§ **Task description**:
Scan the material below for the string "unit", and copy every line where it shows up.

§ **Information provided**:
+===+

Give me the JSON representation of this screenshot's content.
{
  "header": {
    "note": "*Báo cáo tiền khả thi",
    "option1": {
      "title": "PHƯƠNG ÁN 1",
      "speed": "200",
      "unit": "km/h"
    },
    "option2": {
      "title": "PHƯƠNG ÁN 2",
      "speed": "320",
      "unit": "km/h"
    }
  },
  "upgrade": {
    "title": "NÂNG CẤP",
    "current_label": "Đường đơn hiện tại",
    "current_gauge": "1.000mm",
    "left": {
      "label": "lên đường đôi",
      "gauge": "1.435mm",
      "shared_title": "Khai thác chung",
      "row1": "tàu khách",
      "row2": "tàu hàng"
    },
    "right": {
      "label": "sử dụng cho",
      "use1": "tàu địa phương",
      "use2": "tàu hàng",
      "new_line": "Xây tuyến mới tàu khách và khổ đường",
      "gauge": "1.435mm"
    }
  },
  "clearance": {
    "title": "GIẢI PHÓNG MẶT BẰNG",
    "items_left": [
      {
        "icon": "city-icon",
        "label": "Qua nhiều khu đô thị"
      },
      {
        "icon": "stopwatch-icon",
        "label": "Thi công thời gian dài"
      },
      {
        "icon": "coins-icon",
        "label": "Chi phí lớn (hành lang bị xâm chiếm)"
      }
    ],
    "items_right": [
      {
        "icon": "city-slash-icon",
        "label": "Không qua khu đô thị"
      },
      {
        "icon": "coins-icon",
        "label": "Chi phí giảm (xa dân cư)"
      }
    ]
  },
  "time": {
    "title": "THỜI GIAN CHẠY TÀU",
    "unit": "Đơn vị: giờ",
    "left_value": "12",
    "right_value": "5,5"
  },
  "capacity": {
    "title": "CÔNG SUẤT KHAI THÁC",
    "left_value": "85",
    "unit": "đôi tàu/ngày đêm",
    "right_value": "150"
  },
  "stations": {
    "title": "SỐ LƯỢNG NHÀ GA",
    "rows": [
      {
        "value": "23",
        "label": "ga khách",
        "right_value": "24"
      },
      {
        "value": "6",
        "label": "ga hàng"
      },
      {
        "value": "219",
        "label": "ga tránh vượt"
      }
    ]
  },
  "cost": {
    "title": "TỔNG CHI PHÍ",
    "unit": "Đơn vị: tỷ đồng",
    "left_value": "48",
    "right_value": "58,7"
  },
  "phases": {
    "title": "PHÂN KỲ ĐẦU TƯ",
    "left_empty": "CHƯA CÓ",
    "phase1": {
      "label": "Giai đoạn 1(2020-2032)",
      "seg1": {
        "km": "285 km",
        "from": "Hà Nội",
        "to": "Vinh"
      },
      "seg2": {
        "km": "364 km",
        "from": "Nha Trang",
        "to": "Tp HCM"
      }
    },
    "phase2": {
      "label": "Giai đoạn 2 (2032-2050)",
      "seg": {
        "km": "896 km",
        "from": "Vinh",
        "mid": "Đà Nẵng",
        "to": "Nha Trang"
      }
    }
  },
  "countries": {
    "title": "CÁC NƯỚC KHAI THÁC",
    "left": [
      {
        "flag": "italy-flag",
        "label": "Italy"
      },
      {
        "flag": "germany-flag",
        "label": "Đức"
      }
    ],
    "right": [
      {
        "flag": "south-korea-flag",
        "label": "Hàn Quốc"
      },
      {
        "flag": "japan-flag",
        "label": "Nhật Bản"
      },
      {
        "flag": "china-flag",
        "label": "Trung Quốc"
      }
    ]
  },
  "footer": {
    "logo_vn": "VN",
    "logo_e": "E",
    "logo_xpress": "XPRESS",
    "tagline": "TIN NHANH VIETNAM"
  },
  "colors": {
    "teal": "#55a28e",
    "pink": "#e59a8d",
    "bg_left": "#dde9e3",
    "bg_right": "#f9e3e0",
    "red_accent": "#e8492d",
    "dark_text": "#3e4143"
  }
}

+===+

§ **Exercise solution**:
      "unit": "km/h"
      "unit": "km/h"
    "unit": "Đơn vị: giờ",
    "unit": "đôi tàu/ngày đêm",
    "unit": "Đơn vị: tỷ đồng",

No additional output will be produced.